-- START OF Provided material --

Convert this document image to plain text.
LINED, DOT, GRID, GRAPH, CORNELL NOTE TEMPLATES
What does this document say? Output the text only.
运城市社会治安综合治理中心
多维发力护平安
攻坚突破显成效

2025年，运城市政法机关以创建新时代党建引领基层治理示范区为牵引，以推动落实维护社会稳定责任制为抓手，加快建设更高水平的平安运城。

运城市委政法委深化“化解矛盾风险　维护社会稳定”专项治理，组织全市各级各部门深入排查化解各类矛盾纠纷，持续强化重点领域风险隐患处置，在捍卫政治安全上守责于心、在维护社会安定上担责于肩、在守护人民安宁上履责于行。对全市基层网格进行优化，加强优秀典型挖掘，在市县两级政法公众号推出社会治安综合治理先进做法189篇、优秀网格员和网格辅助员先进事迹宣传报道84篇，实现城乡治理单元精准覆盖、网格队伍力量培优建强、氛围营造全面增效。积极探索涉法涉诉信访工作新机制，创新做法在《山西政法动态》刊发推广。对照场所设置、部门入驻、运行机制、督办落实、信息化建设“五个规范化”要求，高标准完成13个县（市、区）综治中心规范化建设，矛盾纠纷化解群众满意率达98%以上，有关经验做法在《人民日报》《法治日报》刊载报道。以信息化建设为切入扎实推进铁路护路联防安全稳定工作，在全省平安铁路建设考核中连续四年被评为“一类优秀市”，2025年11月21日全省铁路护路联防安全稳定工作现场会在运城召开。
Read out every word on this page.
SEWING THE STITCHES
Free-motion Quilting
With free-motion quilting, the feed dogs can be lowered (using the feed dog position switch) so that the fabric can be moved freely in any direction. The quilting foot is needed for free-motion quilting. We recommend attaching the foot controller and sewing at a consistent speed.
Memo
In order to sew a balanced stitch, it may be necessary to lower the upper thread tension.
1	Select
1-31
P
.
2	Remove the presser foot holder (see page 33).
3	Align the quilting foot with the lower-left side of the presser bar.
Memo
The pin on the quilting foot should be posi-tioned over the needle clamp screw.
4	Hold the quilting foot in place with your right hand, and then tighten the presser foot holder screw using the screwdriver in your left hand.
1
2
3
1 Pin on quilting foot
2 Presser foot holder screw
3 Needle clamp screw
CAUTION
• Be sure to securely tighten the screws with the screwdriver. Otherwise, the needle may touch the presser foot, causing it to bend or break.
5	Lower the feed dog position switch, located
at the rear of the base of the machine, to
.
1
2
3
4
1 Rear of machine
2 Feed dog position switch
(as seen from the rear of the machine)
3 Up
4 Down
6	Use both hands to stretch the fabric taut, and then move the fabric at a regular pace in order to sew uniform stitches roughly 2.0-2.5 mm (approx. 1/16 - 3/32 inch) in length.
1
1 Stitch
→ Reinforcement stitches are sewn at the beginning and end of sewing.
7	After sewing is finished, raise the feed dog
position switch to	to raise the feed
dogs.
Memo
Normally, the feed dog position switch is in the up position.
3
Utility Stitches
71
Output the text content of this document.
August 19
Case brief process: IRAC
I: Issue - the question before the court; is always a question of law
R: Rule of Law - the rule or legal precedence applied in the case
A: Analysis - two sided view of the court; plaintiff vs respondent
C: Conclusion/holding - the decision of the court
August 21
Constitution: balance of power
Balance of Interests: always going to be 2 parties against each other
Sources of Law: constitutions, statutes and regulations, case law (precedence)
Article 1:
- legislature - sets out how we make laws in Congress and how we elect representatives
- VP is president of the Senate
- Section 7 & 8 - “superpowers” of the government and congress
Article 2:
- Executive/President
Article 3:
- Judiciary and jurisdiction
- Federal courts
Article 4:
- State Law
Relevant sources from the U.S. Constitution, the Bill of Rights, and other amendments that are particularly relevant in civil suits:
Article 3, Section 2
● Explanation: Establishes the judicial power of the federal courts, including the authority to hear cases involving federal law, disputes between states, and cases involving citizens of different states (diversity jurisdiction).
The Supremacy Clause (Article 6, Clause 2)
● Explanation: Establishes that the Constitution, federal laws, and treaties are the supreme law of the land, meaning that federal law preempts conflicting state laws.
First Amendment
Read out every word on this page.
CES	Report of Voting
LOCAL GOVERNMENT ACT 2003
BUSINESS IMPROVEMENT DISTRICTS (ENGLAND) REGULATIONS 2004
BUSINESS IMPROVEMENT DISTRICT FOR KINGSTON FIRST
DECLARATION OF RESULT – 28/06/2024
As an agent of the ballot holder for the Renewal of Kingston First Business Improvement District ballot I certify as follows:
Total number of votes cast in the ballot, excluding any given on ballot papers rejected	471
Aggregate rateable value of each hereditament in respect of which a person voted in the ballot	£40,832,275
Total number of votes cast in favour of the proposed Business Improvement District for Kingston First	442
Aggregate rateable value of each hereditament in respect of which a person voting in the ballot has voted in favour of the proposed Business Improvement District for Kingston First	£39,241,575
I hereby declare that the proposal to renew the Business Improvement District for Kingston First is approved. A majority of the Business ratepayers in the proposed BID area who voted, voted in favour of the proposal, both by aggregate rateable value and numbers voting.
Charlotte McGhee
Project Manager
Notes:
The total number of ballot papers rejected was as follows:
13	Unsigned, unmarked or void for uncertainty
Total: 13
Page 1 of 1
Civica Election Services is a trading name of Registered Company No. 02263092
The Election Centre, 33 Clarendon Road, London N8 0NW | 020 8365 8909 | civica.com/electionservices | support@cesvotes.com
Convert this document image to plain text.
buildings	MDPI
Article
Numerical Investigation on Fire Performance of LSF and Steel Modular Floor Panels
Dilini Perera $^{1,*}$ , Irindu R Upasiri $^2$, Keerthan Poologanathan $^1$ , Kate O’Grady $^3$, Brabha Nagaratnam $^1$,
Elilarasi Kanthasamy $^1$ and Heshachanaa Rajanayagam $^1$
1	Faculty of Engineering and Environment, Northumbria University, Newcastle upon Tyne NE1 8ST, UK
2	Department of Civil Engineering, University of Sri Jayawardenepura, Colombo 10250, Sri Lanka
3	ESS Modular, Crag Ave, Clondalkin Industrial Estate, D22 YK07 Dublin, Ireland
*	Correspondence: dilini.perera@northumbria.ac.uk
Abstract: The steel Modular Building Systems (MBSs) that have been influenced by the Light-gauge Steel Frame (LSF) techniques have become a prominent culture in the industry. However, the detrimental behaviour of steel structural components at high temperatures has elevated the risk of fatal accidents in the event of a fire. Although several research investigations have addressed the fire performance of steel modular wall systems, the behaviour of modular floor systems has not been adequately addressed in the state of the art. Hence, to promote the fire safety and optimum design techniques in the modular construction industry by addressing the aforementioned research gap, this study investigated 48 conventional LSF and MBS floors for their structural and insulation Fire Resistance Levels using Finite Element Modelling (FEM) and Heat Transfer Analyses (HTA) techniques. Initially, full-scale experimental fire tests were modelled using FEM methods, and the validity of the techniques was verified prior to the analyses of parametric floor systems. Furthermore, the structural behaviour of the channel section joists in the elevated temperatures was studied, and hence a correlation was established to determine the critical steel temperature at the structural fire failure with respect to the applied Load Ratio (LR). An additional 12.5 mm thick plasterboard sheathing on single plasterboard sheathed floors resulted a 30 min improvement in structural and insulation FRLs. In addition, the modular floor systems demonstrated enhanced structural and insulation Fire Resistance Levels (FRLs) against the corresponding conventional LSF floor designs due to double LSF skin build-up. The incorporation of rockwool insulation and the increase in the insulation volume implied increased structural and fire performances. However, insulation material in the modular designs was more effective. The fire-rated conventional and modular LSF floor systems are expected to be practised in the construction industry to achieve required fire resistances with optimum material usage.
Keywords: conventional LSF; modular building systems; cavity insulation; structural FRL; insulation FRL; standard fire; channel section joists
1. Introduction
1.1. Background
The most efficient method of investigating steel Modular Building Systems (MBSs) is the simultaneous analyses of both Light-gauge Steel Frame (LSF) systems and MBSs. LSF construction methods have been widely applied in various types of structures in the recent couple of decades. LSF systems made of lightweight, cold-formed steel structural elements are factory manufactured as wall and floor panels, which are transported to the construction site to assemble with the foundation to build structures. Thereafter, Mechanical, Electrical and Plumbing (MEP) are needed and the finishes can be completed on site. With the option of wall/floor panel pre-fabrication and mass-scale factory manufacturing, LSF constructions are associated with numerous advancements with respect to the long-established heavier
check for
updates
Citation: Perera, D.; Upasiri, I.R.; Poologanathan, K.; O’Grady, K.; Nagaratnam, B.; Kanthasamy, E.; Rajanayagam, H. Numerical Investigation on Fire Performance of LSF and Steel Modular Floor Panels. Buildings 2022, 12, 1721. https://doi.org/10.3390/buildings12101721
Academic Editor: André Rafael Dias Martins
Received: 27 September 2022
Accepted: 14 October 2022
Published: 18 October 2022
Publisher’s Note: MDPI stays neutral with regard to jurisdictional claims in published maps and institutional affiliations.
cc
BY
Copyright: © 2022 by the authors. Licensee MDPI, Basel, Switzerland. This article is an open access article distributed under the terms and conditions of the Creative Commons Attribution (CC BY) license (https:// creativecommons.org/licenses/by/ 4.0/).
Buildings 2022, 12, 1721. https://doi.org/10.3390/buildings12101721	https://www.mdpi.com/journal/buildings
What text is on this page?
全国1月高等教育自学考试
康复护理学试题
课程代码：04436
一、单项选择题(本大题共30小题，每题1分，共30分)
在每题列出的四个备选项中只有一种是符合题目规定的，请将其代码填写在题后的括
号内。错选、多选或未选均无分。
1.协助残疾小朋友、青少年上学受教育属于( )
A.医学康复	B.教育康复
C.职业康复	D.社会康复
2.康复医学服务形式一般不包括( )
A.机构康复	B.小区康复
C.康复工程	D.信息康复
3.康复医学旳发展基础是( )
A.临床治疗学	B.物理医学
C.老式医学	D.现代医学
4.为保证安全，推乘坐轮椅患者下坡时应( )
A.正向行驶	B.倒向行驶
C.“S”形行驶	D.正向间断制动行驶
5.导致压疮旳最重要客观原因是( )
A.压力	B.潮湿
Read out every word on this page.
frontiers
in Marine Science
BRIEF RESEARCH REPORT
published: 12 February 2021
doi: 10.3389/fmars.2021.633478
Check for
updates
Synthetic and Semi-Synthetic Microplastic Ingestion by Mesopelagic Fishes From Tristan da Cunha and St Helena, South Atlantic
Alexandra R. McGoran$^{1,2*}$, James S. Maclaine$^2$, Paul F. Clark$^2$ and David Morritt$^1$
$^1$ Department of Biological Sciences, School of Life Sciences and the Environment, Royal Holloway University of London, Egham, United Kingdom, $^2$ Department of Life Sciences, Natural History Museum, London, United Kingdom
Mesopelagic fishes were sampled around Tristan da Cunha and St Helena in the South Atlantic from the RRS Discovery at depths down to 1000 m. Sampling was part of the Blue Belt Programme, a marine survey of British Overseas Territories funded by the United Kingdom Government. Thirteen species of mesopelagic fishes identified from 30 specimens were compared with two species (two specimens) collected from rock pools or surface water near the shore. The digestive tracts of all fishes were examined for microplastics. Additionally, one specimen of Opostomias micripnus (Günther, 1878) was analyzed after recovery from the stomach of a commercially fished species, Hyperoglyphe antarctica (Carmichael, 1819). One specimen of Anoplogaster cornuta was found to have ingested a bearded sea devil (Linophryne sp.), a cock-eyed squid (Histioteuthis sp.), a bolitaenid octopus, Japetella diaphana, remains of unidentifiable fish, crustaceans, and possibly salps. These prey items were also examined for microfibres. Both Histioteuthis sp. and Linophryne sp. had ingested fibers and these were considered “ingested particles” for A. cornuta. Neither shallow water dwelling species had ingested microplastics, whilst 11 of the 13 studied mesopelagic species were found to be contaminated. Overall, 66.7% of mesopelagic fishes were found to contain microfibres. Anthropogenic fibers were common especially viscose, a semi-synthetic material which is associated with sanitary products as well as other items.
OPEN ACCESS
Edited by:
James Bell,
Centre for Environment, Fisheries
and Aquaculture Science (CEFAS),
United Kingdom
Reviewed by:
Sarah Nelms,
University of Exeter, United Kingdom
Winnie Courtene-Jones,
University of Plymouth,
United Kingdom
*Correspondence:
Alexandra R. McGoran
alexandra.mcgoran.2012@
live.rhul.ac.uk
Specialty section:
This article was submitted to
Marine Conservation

-- END OF Provided material --

Identify every line holding the word "clamp" and copy it out.

The pin on the quilting foot should be posi-tioned over the needle clamp screw.
3 Needle clamp screw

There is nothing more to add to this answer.